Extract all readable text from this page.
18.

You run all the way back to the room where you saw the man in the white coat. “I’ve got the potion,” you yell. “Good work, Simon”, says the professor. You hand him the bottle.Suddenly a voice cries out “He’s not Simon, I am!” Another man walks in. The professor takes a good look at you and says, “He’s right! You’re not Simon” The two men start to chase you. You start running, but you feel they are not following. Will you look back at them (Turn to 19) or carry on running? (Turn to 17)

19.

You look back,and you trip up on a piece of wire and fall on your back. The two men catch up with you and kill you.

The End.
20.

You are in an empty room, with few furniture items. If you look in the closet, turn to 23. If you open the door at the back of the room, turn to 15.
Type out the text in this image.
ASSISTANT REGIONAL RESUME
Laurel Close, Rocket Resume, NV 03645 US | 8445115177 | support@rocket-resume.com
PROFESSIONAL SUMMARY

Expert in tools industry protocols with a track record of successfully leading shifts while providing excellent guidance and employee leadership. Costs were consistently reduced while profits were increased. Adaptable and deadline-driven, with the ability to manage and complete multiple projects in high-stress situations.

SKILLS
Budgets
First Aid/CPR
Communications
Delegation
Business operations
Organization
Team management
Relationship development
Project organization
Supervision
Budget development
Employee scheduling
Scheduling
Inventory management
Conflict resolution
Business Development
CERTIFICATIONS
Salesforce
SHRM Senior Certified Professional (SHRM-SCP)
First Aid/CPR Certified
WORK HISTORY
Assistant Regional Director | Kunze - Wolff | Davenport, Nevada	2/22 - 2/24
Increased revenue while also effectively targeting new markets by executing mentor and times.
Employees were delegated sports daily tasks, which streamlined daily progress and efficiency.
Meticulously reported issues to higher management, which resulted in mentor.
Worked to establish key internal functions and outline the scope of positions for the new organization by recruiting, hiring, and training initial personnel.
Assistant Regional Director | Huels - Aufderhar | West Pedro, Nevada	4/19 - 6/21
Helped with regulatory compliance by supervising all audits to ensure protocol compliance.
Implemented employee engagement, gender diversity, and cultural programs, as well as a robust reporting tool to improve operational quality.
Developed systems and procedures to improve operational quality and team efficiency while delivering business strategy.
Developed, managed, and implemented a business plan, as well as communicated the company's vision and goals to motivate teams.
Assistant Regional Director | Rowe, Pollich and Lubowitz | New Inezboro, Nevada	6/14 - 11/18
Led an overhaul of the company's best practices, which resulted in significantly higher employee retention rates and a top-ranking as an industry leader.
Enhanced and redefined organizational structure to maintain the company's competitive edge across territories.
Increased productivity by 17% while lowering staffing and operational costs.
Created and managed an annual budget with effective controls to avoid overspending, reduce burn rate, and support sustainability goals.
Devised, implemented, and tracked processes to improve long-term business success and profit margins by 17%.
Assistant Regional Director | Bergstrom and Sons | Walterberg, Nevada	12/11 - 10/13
^^^^^^^^^^^^^^^^
§ TASK DIRECTIONS: What is the number of lines containing "goals"? Give that number only.

§ SOLUTION TO THE PROBLEM: 2